[START OF Given records]
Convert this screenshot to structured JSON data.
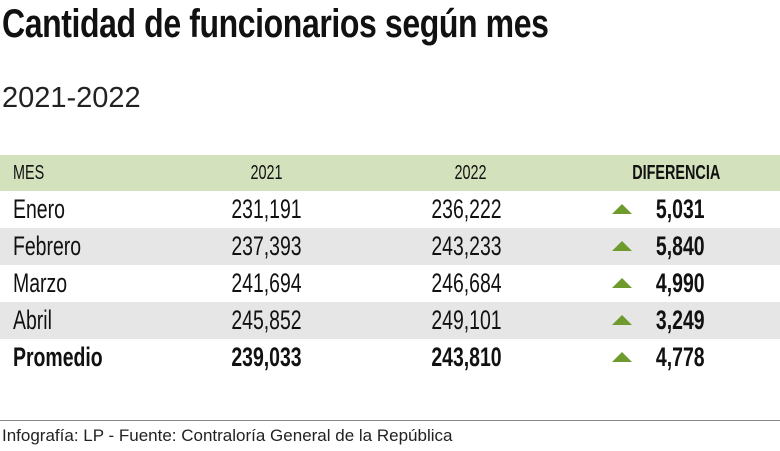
{
  "title": "Cantidad de funcionarios según mes",
  "subtitle": "2021-2022",
  "colors": {
    "header_bg": "#d3e2bd",
    "stripe_bg": "#e6e6e6",
    "up_arrow": "#6e9a2e"
  },
  "chart_data": {
    "type": "table",
    "columns": [
      "MES",
      "2021",
      "2022",
      "DIFERENCIA"
    ],
    "rows": [
      {
        "mes": "Enero",
        "y2021": "231,191",
        "y2022": "236,222",
        "diferencia": "5,031",
        "trend": "up"
      },
      {
        "mes": "Febrero",
        "y2021": "237,393",
        "y2022": "243,233",
        "diferencia": "5,840",
        "trend": "up"
      },
      {
        "mes": "Marzo",
        "y2021": "241,694",
        "y2022": "246,684",
        "diferencia": "4,990",
        "trend": "up"
      },
      {
        "mes": "Abril",
        "y2021": "245,852",
        "y2022": "249,101",
        "diferencia": "3,249",
        "trend": "up"
      },
      {
        "mes": "Promedio",
        "y2021": "239,033",
        "y2022": "243,810",
        "diferencia": "4,778",
        "trend": "up"
      }
    ]
  },
  "source": "Infografía: LP - Fuente: Contraloría General de la República"
}
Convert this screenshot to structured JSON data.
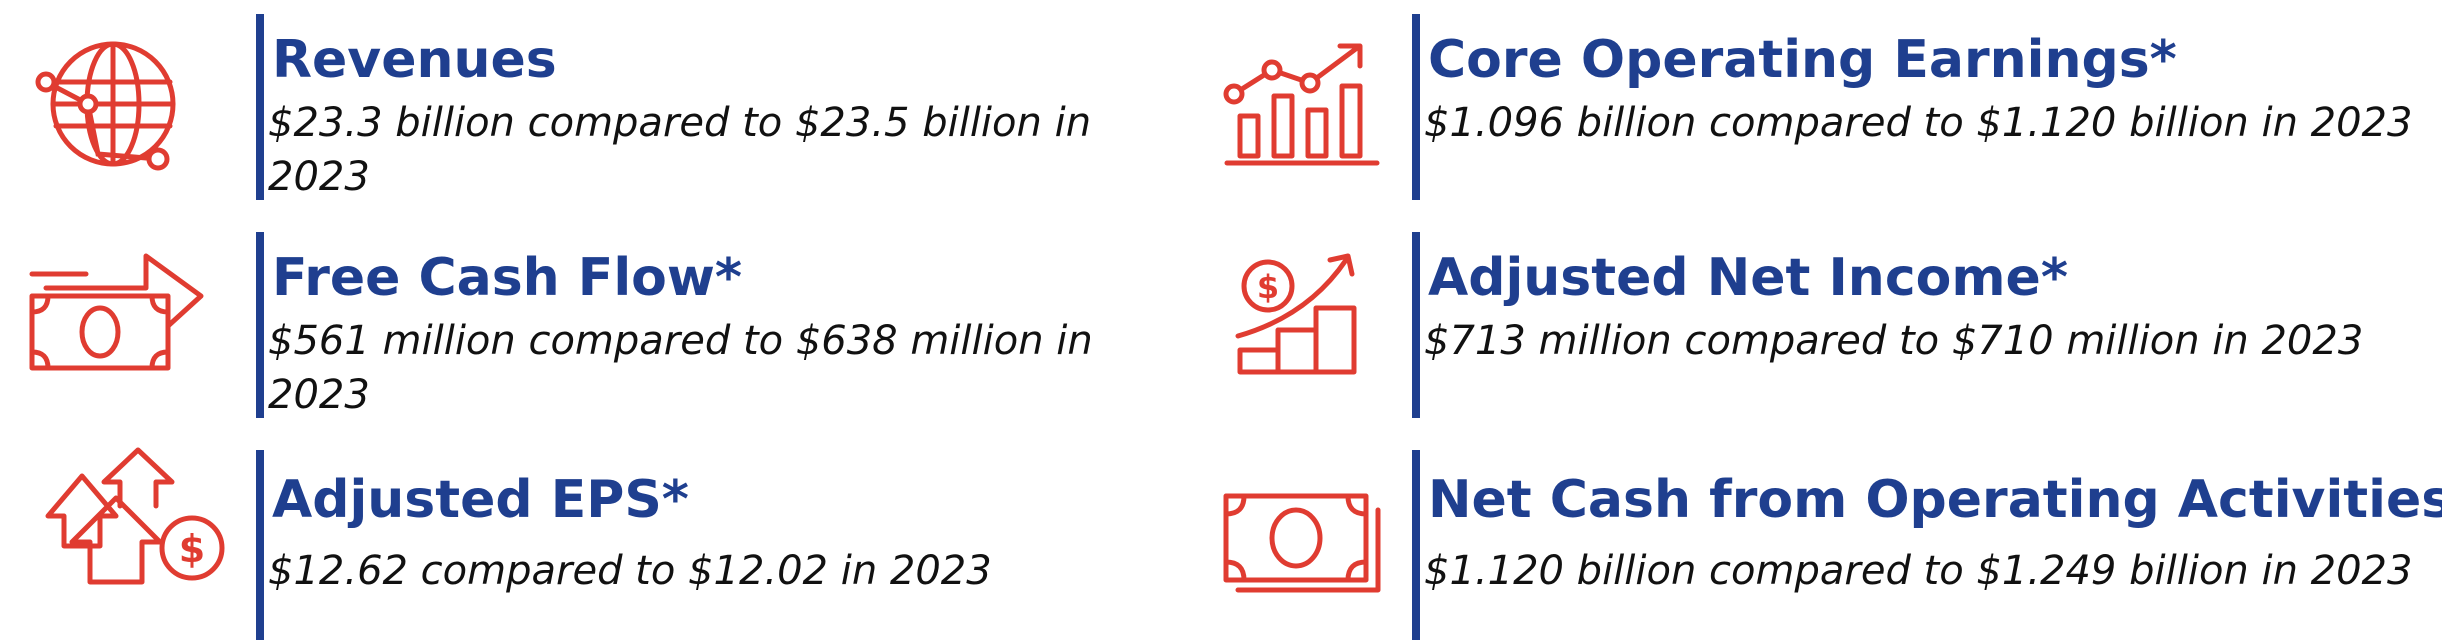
{
  "colors": {
    "accent_blue": "#1f3f8f",
    "icon_red": "#e03c31",
    "text": "#111111"
  },
  "highlights": [
    {
      "icon": "globe-network-icon",
      "title": "Revenues",
      "desc": "$23.3 billion compared to $23.5 billion in 2023"
    },
    {
      "icon": "growth-chart-icon",
      "title": "Core Operating Earnings*",
      "desc": "$1.096 billion compared to $1.120 billion in 2023"
    },
    {
      "icon": "cash-flow-arrow-icon",
      "title": "Free Cash Flow*",
      "desc": "$561 million compared to $638 million in 2023"
    },
    {
      "icon": "dollar-growth-steps-icon",
      "title": "Adjusted Net Income*",
      "desc": "$713 million compared to $710 million in 2023"
    },
    {
      "icon": "arrows-up-dollar-icon",
      "title": "Adjusted EPS*",
      "desc": "$12.62 compared to $12.02 in 2023"
    },
    {
      "icon": "banknote-stack-icon",
      "title": "Net Cash from Operating Activities",
      "desc": "$1.120 billion compared to $1.249 billion in 2023"
    }
  ]
}
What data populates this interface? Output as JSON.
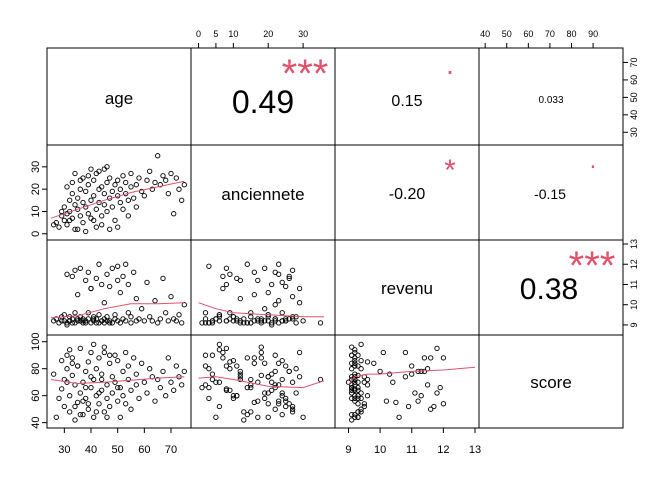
[END OF Given records]
# [Set problem]
Every record above should be written out again exactly; the pictures stay out of the copy.

# [Answer in full]
Convert this screenshot to structured JSON data.
{
  "title": "Cantidad de funcionarios según mes",
  "subtitle": "2021-2022",
  "colors": {
    "header_bg": "#d3e2bd",
    "stripe_bg": "#e6e6e6",
    "up_arrow": "#6e9a2e"
  },
  "chart_data": {
    "type": "table",
    "columns": [
      "MES",
      "2021",
      "2022",
      "DIFERENCIA"
    ],
    "rows": [
      {
        "mes": "Enero",
        "y2021": "231,191",
        "y2022": "236,222",
        "diferencia": "5,031",
        "trend": "up"
      },
      {
        "mes": "Febrero",
        "y2021": "237,393",
        "y2022": "243,233",
        "diferencia": "5,840",
        "trend": "up"
      },
      {
        "mes": "Marzo",
        "y2021": "241,694",
        "y2022": "246,684",
        "diferencia": "4,990",
        "trend": "up"
      },
      {
        "mes": "Abril",
        "y2021": "245,852",
        "y2022": "249,101",
        "diferencia": "3,249",
        "trend": "up"
      },
      {
        "mes": "Promedio",
        "y2021": "239,033",
        "y2022": "243,810",
        "diferencia": "4,778",
        "trend": "up"
      }
    ]
  },
  "source": "Infografía: LP - Fuente: Contraloría General de la República"
}
Convert this screenshot to structured JSON data.
{
  "colors": {
    "accent_blue": "#1f3f8f",
    "icon_red": "#e03c31",
    "text": "#111111"
  },
  "highlights": [
    {
      "icon": "globe-network-icon",
      "title": "Revenues",
      "desc": "$23.3 billion compared to $23.5 billion in 2023"
    },
    {
      "icon": "growth-chart-icon",
      "title": "Core Operating Earnings*",
      "desc": "$1.096 billion compared to $1.120 billion in 2023"
    },
    {
      "icon": "cash-flow-arrow-icon",
      "title": "Free Cash Flow*",
      "desc": "$561 million compared to $638 million in 2023"
    },
    {
      "icon": "dollar-growth-steps-icon",
      "title": "Adjusted Net Income*",
      "desc": "$713 million compared to $710 million in 2023"
    },
    {
      "icon": "arrows-up-dollar-icon",
      "title": "Adjusted EPS*",
      "desc": "$12.62 compared to $12.02 in 2023"
    },
    {
      "icon": "banknote-stack-icon",
      "title": "Net Cash from Operating Activities",
      "desc": "$1.120 billion compared to $1.249 billion in 2023"
    }
  ]
}
What data populates this interface? Output as JSON.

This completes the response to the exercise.